Auk and Seal: Zotero and R: automatically find relevant scientific articles with the Microsoft Academic Search API

Zotero is a powerful scientific-article manager that is part of my 'cannot-live-without' toolbox for research. Its one drawback compared to ReadCube or Mendeley is the lack of a 'find relevant articles' engine to smartly expand your library. But, unlike the aforementioned rivals, Zotero is an open-source project, and is naturally hackable and open to exploration with programs such as R. To make up for the deficiency, I made a script that i) provides R access to your Zotero database; ii) loops through articles and finds them online via the Microsoft Academic Search API; iii) finds the references and 'cited by' articles; iv) and outputs html files with links to Google Scholar, dx.doi.org, and the publisher's website to make it as easy as possible to get high-relevancy articles into Zotero.

Challenge A
In the Zotero post, which two rival article managers have a "find relevant articles" engine that Zotero lacks?
Challenge B
Reproduce the Zotero post from "Zotero is a powerful" up to and including "articles into Zotero.".
Challenge C
Carry on the Zotero post from the point where it stops.
The records are material separate from the Zotero post.

Extracted records
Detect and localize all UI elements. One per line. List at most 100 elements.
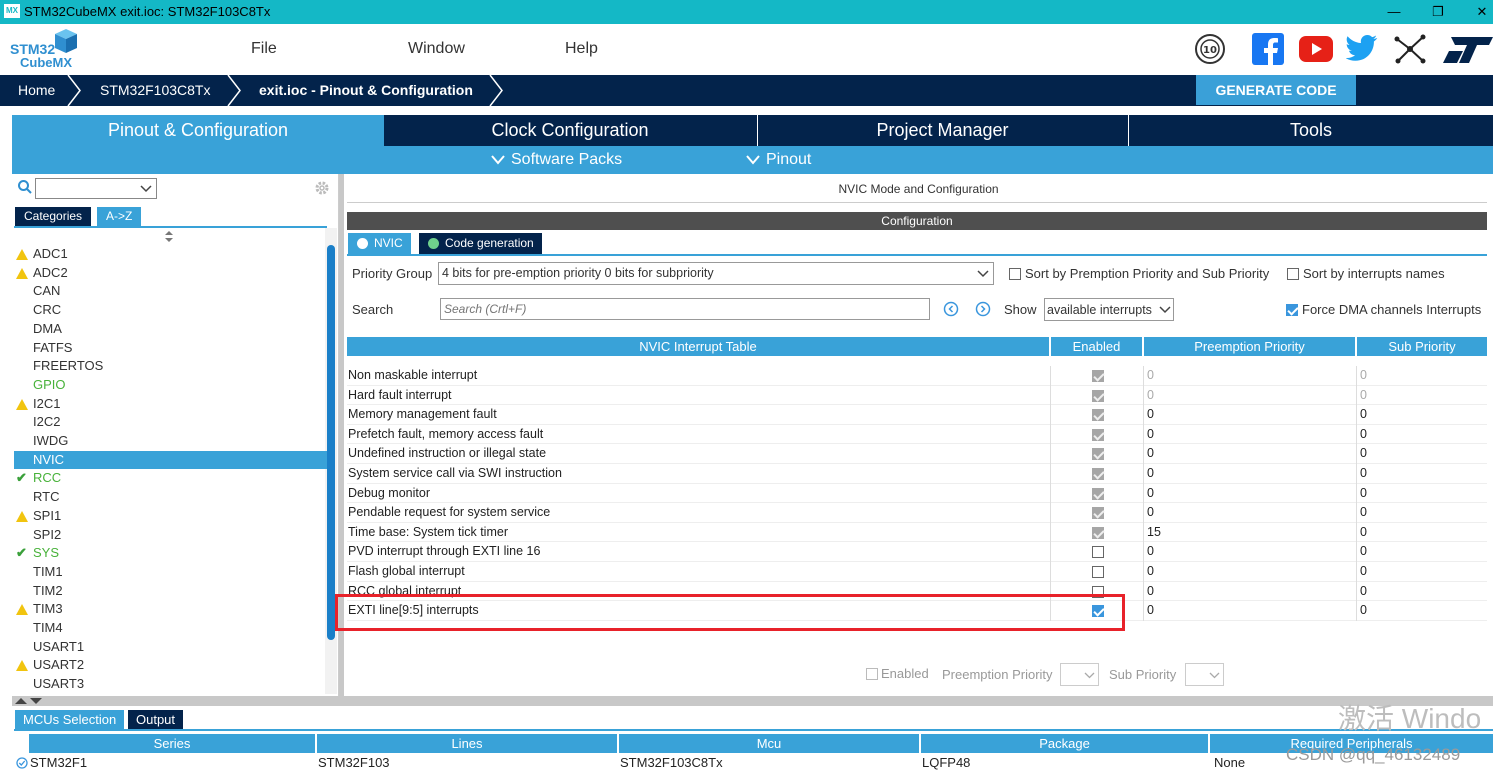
col-header-mcu[interactable]: Mcu: [619, 734, 919, 753]
list-scrollbar-thumb[interactable]: [327, 245, 335, 640]
enabled-checkbox[interactable]: [1092, 546, 1104, 559]
col-header-interrupt[interactable]: NVIC Interrupt Table: [347, 337, 1049, 356]
pinout-menu[interactable]: Pinout: [766, 146, 811, 174]
preemption-priority-cell[interactable]: 0: [1143, 483, 1356, 504]
sub-priority-cell[interactable]: 0: [1356, 424, 1487, 445]
table-row[interactable]: Flash global interrupt 0 0: [347, 562, 1487, 582]
table-row[interactable]: Undefined instruction or illegal state 0 0: [347, 444, 1487, 464]
table-row[interactable]: Hard fault interrupt 0 0: [347, 385, 1487, 406]
collapse-arrows-icon[interactable]: [14, 697, 44, 705]
mcu-row[interactable]: [14, 753, 1493, 773]
software-packs-menu[interactable]: Software Packs: [511, 146, 622, 174]
maximize-button[interactable]: ❐: [1424, 2, 1452, 22]
menu-file[interactable]: File: [251, 40, 277, 58]
twitter-icon[interactable]: [1346, 34, 1378, 62]
peripheral-item[interactable]: GPIO: [14, 376, 327, 395]
youtube-icon[interactable]: [1299, 36, 1333, 62]
bottom-preemption-select[interactable]: [1060, 663, 1099, 686]
peripheral-item[interactable]: TIM2: [14, 582, 327, 601]
enabled-checkbox[interactable]: [1092, 566, 1104, 578]
bottom-enabled-checkbox[interactable]: [866, 668, 878, 680]
tab-pinout-configuration[interactable]: Pinout & Configuration: [12, 115, 384, 146]
peripheral-item[interactable]: I2C1: [14, 395, 327, 414]
gear-icon[interactable]: [314, 180, 330, 196]
anniversary-badge-icon[interactable]: 10: [1194, 33, 1226, 65]
preemption-priority-cell[interactable]: 0: [1143, 464, 1356, 484]
peripheral-item[interactable]: USART2: [14, 656, 327, 675]
col-header-sub[interactable]: Sub Priority: [1357, 337, 1487, 356]
preemption-priority-cell[interactable]: 0: [1143, 444, 1356, 464]
peripheral-item[interactable]: ✔ SYS: [14, 544, 327, 563]
category-search-input[interactable]: [35, 178, 157, 199]
preemption-priority-cell[interactable]: 0: [1143, 366, 1356, 386]
st-logo-icon[interactable]: [1443, 33, 1493, 65]
table-row[interactable]: System service call via SWI instruction 0…: [347, 464, 1487, 484]
table-row[interactable]: Pendable request for system service 0 0: [347, 503, 1487, 523]
preemption-priority-cell[interactable]: 0: [1143, 601, 1356, 621]
breadcrumb-home[interactable]: Home: [18, 75, 55, 106]
sub-priority-cell[interactable]: 0: [1356, 366, 1487, 386]
force-dma-checkbox[interactable]: [1286, 304, 1298, 316]
tab-code-generation[interactable]: Code generation: [419, 233, 542, 254]
network-icon[interactable]: [1393, 33, 1427, 65]
close-button[interactable]: ✕: [1468, 2, 1493, 22]
priority-group-select[interactable]: 4 bits for pre-emption priority 0 bits f…: [438, 262, 994, 285]
col-header-lines[interactable]: Lines: [317, 734, 617, 753]
bottom-sub-select[interactable]: [1185, 663, 1224, 686]
peripheral-item[interactable]: RTC: [14, 488, 327, 507]
col-header-package[interactable]: Package: [921, 734, 1208, 753]
col-header-enabled[interactable]: Enabled: [1051, 337, 1142, 356]
table-row[interactable]: PVD interrupt through EXTI line 16 0 0: [347, 542, 1487, 562]
preemption-priority-cell[interactable]: 0: [1143, 405, 1356, 425]
facebook-icon[interactable]: [1252, 33, 1284, 65]
peripheral-item[interactable]: FATFS: [14, 339, 327, 358]
peripheral-item[interactable]: TIM4: [14, 619, 327, 638]
tab-output[interactable]: Output: [128, 710, 184, 730]
sub-priority-cell[interactable]: 0: [1356, 601, 1487, 621]
sub-priority-cell[interactable]: 0: [1356, 542, 1487, 562]
peripheral-item[interactable]: SPI1: [14, 507, 327, 526]
tab-nvic[interactable]: NVIC: [348, 233, 411, 254]
preemption-priority-cell[interactable]: 0: [1143, 424, 1356, 445]
sort-icon[interactable]: [164, 231, 174, 243]
peripheral-item[interactable]: USART1: [14, 638, 327, 657]
minimize-button[interactable]: —: [1380, 2, 1408, 22]
sub-priority-cell[interactable]: 0: [1356, 385, 1487, 406]
peripheral-item[interactable]: USART3: [14, 675, 327, 694]
peripheral-item[interactable]: TIM3: [14, 600, 327, 619]
preemption-priority-cell[interactable]: 0: [1143, 385, 1356, 406]
peripheral-item[interactable]: FREERTOS: [14, 357, 327, 376]
search-previous-icon[interactable]: [943, 301, 959, 317]
sub-priority-cell[interactable]: 0: [1356, 444, 1487, 464]
search-next-icon[interactable]: [975, 301, 991, 317]
peripheral-item[interactable]: SPI2: [14, 526, 327, 545]
sort-premption-checkbox[interactable]: [1009, 268, 1021, 280]
tab-project-manager[interactable]: Project Manager: [757, 115, 1127, 146]
sub-priority-cell[interactable]: 0: [1356, 581, 1487, 602]
sub-priority-cell[interactable]: 0: [1356, 464, 1487, 484]
show-select[interactable]: available interrupts: [1044, 298, 1174, 321]
tab-categories[interactable]: Categories: [15, 207, 92, 226]
sub-priority-cell[interactable]: 0: [1356, 562, 1487, 582]
preemption-priority-cell[interactable]: 0: [1143, 503, 1356, 523]
menu-window[interactable]: Window: [408, 40, 465, 58]
table-row[interactable]: Time base: System tick timer 15 0: [347, 522, 1487, 543]
preemption-priority-cell[interactable]: 0: [1143, 581, 1356, 602]
peripheral-item[interactable]: TIM1: [14, 563, 327, 582]
tab-tools[interactable]: Tools: [1128, 115, 1493, 146]
tab-mcus-selection[interactable]: MCUs Selection: [15, 710, 125, 730]
peripheral-item[interactable]: CRC: [14, 301, 327, 320]
table-row[interactable]: Non maskable interrupt 0 0: [347, 366, 1487, 386]
peripheral-item[interactable]: ✔ RCC: [14, 469, 327, 488]
peripheral-item[interactable]: I2C2: [14, 413, 327, 432]
peripheral-item[interactable]: NVIC: [14, 450, 327, 470]
interrupt-search-input[interactable]: [440, 298, 930, 320]
peripheral-item[interactable]: CAN: [14, 282, 327, 301]
table-row[interactable]: Memory management fault 0 0: [347, 405, 1487, 425]
table-row[interactable]: Prefetch fault, memory access fault 0 0: [347, 424, 1487, 445]
generate-code-button[interactable]: GENERATE CODE: [1196, 75, 1356, 105]
tab-a-z[interactable]: A->Z: [97, 207, 142, 226]
sub-priority-cell[interactable]: 0: [1356, 522, 1487, 543]
sub-priority-cell[interactable]: 0: [1356, 483, 1487, 504]
breadcrumb-project[interactable]: exit.ioc - Pinout & Configuration: [259, 75, 473, 106]
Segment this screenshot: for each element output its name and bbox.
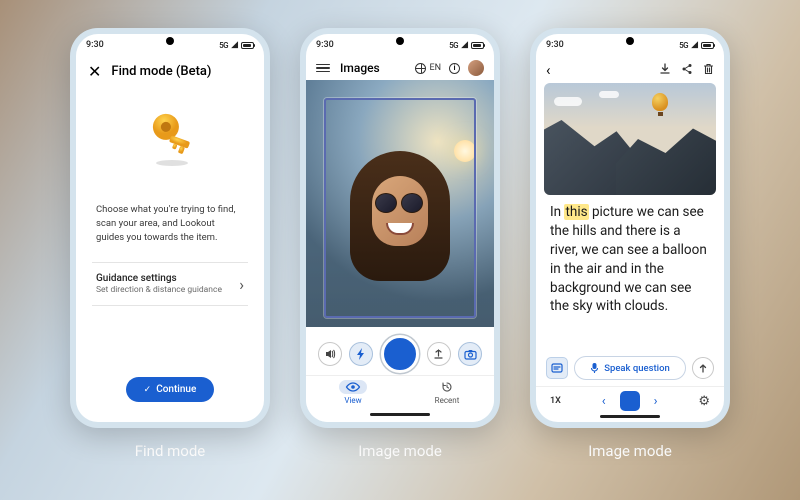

Reply A
ReadCube and Mendeley.

Reply B
Zotero is a powerful scientific-article manager that is part of my 'cannot-live-without' toolbox for research. Its one drawback compared to ReadCube or Mendeley is the lack of a 'find relevant articles' engine to smartly expand your library. But, unlike the aforementioned rivals, Zotero is an open-source project, and is naturally hackable and open to exploration with programs such as R. To make up for the deficiency, I made a script that i) provides R access to your Zotero database; ii) loops through articles and finds them online via the Microsoft Academic Search API; iii) finds the references and 'cited by' articles; iv) and outputs html files with links to Google Scholar, dx.doi.org, and the publisher's website to make it as easy as possible to get high-relevancy articles into Zotero.

Reply C
The principle is simple: find articles that are most frequently cited by the authors in your Zotero database (and which you haven't yet read) and find other articles that cite the articles in your database. Rather than using keyword similarity algorithms, this script just assumes that Authors who think and read similarly as you do probably know what's relevant.

Below is the code which can be yanked to your R terminal. There is one source-code file that should be downloaded into your working directory (download from here) and called: "SQL_zotero_query.txt" (thank you Royce). The sections which need to be customized are the location of: a) your Zotero database folder (which has zotero.sqlite) and b) the folder to save the output html files. If you use this frequently, you should also get your own free MSA API key (mine is provided below but has limited amount of queries allowed).

Enjoy! Please send me any suggestions and questions!

# Microsoft Academic Search API (please get your own)

  apikey <- "88cab0fa-2dd9-4eef-9d07-67d4e0a5c933"

  options(gsubfn.engine = "R")

  library(sqldf)

  library(RSQLite)

  library(rjson)

#  WORKING DIRECTORIES AND WHERE TO FIND ZOTERO, etc

  stem <- ifelse(Sys.info()['sysname']=="Linux","//home/rob","C:/Users/Rob") # your user directory

  msadir <- paste(stem,"/Documents/",sep="") # working directory

  setwd(msadir)

  zot_db <- paste(stem,"/Documents/Literature/zotero.sqlite.bak",sep="") # zotero original databaset to copy

  file.copy(from=zot_db, to=msadir, overwrite=TRUE) # notice backup of zotero databse

  db <- paste(msadir,"/zotero.sqlite.bak",sep="")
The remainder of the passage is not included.